* BEGIN MATERIAL TO PROCESS *

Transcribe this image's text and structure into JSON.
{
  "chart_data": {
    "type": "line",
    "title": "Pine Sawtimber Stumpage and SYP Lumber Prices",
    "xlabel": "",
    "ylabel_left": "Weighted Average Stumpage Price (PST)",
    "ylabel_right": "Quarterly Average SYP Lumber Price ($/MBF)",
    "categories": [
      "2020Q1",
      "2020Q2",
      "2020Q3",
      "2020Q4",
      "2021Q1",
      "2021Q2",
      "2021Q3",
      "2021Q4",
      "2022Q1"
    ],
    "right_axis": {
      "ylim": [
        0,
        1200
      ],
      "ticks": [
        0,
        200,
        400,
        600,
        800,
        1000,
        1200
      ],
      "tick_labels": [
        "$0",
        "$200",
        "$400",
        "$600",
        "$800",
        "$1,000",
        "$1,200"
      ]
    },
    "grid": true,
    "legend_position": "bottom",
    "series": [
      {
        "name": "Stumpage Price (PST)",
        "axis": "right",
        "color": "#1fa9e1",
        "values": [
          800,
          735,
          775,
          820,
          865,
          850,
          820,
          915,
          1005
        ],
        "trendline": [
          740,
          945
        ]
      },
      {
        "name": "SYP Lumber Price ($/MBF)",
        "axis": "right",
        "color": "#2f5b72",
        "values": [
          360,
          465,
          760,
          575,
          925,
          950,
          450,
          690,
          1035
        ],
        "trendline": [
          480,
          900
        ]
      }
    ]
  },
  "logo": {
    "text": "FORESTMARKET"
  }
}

* END MATERIAL TO PROCESS *

Return, from the data, each line that has the word "name" in it.

FULL OUTPUT:
        "name": "Stumpage Price (PST)",
        "name": "SYP Lumber Price ($/MBF)",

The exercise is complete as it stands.